EXERCISE DETAILS → Pull out every line with the word "hiệu" from the entries below.

-- Start --

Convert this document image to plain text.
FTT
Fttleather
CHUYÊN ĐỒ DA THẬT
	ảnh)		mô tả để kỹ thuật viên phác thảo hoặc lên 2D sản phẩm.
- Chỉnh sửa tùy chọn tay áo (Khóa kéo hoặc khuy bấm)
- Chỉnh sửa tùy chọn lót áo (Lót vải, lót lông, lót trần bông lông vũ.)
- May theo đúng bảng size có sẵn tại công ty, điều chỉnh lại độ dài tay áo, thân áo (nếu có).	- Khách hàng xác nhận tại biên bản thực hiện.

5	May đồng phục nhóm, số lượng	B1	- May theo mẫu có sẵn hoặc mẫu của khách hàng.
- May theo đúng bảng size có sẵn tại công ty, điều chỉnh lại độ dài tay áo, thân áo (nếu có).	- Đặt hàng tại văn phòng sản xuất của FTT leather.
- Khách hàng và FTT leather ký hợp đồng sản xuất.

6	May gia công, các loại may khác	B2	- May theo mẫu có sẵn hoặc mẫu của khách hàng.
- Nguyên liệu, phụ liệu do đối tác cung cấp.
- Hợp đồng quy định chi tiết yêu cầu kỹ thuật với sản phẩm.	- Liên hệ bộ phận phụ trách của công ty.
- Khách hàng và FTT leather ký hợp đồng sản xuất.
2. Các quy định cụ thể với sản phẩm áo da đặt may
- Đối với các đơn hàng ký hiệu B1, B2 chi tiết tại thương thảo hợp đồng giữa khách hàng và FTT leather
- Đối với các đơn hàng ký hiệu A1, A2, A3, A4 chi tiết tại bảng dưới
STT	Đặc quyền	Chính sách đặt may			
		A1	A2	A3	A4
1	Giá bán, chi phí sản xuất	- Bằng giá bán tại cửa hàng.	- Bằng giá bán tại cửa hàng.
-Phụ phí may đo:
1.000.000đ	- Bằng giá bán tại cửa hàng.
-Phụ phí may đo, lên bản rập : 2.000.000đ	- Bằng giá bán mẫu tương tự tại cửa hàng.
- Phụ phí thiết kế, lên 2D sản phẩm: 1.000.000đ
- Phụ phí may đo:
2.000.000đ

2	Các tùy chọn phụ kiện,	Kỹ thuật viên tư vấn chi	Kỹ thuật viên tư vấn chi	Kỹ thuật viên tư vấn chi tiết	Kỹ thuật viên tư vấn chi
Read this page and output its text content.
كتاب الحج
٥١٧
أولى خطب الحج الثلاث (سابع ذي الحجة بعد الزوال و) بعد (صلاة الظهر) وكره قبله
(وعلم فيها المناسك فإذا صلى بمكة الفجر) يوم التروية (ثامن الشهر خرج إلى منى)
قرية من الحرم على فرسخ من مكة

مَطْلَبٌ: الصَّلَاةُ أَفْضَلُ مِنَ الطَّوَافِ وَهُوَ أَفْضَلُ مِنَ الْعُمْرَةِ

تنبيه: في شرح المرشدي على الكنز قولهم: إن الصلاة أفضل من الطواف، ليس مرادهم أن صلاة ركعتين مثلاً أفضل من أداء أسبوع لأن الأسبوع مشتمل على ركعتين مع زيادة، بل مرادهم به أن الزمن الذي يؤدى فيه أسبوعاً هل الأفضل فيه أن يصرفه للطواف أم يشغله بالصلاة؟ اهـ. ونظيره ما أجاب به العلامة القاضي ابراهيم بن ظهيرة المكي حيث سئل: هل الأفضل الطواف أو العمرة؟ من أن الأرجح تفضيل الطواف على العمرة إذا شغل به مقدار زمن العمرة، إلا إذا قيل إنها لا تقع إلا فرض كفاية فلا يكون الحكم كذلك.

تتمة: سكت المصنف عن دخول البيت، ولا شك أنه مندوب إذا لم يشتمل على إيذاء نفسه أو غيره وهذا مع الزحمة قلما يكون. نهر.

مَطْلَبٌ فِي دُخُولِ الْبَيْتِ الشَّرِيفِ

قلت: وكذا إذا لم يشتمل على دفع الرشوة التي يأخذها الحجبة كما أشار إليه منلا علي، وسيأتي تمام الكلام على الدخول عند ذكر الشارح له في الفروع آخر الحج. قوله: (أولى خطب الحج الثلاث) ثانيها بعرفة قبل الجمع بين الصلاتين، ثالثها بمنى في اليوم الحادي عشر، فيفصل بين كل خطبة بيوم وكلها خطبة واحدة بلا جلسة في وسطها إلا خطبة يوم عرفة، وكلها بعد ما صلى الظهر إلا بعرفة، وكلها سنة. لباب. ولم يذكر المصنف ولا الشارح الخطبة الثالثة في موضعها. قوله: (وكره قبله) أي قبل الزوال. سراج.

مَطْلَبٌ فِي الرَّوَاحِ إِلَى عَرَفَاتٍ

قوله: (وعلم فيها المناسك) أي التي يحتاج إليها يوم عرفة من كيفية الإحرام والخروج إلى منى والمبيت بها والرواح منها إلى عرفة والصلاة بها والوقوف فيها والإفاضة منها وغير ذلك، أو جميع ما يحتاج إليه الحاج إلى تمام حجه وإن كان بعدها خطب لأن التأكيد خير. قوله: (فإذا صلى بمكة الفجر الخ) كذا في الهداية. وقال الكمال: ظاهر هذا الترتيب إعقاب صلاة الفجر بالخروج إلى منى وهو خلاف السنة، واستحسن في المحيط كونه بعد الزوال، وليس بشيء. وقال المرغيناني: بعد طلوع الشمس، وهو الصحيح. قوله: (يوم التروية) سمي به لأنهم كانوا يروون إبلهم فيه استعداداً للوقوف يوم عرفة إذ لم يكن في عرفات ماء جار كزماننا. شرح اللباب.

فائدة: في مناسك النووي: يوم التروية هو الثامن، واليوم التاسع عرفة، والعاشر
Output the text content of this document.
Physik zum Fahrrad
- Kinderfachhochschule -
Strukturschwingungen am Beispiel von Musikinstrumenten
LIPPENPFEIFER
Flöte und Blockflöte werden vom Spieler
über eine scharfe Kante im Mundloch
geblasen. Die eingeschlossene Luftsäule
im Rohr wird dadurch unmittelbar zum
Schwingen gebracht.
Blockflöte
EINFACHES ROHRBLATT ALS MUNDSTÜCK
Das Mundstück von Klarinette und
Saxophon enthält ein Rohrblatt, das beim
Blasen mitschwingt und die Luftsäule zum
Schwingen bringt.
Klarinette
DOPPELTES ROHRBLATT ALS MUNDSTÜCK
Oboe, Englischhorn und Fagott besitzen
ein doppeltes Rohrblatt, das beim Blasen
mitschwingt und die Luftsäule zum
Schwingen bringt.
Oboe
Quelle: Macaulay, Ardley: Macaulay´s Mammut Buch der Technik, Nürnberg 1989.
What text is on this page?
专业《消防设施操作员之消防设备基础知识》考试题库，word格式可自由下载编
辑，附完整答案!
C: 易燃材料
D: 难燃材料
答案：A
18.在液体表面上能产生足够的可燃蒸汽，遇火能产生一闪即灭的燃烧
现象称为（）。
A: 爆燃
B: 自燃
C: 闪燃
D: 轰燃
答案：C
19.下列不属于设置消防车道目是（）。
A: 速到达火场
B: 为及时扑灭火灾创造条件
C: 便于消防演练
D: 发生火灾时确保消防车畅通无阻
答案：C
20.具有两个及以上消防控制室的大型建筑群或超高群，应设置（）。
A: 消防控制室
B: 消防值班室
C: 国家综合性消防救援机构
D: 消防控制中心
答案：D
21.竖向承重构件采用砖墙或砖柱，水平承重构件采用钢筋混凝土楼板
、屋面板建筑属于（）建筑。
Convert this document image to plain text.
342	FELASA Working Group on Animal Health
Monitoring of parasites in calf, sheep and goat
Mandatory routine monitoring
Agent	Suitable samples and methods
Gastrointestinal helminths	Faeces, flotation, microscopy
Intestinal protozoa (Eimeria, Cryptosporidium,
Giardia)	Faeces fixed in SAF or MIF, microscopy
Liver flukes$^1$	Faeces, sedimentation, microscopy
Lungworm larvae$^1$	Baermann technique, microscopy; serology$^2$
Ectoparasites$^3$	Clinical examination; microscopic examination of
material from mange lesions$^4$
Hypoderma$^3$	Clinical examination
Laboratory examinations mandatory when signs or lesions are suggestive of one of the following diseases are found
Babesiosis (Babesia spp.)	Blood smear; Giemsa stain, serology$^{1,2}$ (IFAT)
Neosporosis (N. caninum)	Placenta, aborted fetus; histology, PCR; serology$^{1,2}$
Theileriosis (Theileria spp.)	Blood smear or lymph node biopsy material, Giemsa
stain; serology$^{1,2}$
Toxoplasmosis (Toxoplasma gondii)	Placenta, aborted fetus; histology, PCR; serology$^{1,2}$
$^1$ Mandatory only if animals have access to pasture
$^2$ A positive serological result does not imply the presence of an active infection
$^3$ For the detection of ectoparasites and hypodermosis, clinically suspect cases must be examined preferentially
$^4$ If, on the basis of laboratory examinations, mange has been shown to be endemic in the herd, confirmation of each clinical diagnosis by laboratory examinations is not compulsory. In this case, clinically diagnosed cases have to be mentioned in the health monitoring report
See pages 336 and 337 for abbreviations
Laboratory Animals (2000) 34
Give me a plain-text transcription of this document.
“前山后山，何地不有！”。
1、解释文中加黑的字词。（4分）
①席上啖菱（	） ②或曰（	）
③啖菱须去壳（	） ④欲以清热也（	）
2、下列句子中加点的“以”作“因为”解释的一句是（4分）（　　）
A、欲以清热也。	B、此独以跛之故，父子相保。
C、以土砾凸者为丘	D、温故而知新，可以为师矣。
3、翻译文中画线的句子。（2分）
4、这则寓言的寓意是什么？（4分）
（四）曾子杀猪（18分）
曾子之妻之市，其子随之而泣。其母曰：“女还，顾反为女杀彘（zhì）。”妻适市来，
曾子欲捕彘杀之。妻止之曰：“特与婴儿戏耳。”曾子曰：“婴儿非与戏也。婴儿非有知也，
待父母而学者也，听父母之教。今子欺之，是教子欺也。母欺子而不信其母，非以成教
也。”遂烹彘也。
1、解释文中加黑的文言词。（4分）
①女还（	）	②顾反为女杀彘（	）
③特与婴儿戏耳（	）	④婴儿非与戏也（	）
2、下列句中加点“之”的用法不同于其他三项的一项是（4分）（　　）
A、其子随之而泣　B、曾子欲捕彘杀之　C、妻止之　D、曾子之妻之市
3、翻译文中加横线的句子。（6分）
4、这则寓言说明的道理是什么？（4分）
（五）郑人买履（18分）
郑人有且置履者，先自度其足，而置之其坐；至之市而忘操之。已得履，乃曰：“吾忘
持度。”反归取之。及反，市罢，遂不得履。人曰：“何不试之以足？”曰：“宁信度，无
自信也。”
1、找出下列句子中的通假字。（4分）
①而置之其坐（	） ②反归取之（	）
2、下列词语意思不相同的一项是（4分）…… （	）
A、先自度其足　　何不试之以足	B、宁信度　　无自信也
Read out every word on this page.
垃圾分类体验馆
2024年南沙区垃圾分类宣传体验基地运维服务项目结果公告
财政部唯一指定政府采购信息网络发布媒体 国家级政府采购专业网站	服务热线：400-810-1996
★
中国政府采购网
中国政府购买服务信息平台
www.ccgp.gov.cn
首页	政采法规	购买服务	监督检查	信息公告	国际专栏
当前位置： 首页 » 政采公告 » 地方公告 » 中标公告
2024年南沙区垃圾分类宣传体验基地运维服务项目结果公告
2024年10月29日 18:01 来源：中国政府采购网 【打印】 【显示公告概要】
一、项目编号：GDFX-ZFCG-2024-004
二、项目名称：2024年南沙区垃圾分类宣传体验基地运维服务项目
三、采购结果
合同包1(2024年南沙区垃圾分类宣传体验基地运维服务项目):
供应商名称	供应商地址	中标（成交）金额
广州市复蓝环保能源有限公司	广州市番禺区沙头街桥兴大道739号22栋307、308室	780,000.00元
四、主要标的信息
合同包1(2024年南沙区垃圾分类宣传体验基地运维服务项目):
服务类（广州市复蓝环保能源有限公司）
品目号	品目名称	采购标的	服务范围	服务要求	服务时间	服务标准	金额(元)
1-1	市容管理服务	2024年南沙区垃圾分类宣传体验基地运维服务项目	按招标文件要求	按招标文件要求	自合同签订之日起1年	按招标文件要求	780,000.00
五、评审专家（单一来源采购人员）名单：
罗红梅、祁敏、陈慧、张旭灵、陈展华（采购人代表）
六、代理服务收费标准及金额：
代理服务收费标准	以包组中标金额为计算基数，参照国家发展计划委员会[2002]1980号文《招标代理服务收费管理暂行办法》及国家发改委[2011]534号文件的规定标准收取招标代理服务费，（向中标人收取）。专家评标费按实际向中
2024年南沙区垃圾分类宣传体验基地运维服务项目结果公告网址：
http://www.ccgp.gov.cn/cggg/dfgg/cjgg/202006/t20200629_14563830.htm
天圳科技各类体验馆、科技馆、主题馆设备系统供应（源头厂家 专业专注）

-- End --

ANSWER TO THIS TASK →
- Đối với các đơn hàng ký hiệu B1, B2 chi tiết tại thương thảo hợp đồng giữa khách hàng và FTT leather
- Đối với các đơn hàng ký hiệu A1, A2, A3, A4 chi tiết tại bảng dưới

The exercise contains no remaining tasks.